Given task:
Return the complete listing that follows, with each line reproduced exactly.

Record list:

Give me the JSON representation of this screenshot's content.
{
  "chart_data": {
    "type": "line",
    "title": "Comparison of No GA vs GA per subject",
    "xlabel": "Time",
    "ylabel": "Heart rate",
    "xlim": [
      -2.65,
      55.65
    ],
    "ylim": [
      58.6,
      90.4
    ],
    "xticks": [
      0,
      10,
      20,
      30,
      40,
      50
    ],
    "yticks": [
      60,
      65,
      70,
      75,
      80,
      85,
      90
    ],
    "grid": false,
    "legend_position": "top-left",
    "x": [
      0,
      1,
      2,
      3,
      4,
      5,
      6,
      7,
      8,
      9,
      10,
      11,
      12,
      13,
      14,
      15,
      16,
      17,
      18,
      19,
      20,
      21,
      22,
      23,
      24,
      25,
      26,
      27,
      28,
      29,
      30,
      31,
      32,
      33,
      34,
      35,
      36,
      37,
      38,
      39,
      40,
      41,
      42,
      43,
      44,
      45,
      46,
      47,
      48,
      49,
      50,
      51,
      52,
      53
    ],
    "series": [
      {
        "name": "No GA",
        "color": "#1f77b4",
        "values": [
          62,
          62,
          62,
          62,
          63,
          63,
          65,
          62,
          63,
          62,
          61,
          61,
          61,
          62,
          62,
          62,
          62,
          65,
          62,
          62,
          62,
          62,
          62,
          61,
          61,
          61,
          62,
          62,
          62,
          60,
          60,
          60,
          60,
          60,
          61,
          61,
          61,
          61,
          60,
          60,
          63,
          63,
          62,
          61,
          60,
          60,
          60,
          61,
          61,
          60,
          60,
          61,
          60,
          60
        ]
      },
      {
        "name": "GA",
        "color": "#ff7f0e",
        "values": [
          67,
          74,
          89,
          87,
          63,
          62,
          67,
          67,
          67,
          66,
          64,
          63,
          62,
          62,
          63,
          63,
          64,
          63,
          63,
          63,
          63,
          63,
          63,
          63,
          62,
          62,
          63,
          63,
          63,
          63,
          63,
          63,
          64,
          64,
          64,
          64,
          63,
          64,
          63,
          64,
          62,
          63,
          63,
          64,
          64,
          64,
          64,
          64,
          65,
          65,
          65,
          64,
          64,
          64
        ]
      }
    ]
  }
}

Solved exercise:
Give me the JSON representation of this screenshot's content.
{
  "chart_data": {
    "type": "line",
    "title": "Comparison of No GA vs GA per subject",
    "xlabel": "Time",
    "ylabel": "Heart rate",
    "xlim": [
      -2.65,
      55.65
    ],
    "ylim": [
      58.6,
      90.4
    ],
    "xticks": [
      0,
      10,
      20,
      30,
      40,
      50
    ],
    "yticks": [
      60,
      65,
      70,
      75,
      80,
      85,
      90
    ],
    "grid": false,
    "legend_position": "top-left",
    "x": [
      0,
      1,
      2,
      3,
      4,
      5,
      6,
      7,
      8,
      9,
      10,
      11,
      12,
      13,
      14,
      15,
      16,
      17,
      18,
      19,
      20,
      21,
      22,
      23,
      24,
      25,
      26,
      27,
      28,
      29,
      30,
      31,
      32,
      33,
      34,
      35,
      36,
      37,
      38,
      39,
      40,
      41,
      42,
      43,
      44,
      45,
      46,
      47,
      48,
      49,
      50,
      51,
      52,
      53
    ],
    "series": [
      {
        "name": "No GA",
        "color": "#1f77b4",
        "values": [
          62,
          62,
          62,
          62,
          63,
          63,
          65,
          62,
          63,
          62,
          61,
          61,
          61,
          62,
          62,
          62,
          62,
          65,
          62,
          62,
          62,
          62,
          62,
          61,
          61,
          61,
          62,
          62,
          62,
          60,
          60,
          60,
          60,
          60,
          61,
          61,
          61,
          61,
          60,
          60,
          63,
          63,
          62,
          61,
          60,
          60,
          60,
          61,
          61,
          60,
          60,
          61,
          60,
          60
        ]
      },
      {
        "name": "GA",
        "color": "#ff7f0e",
        "values": [
          67,
          74,
          89,
          87,
          63,
          62,
          67,
          67,
          67,
          66,
          64,
          63,
          62,
          62,
          63,
          63,
          64,
          63,
          63,
          63,
          63,
          63,
          63,
          63,
          62,
          62,
          63,
          63,
          63,
          63,
          63,
          63,
          64,
          64,
          64,
          64,
          63,
          64,
          63,
          64,
          62,
          63,
          63,
          64,
          64,
          64,
          64,
          64,
          65,
          65,
          65,
          64,
          64,
          64
        ]
      }
    ]
  }
}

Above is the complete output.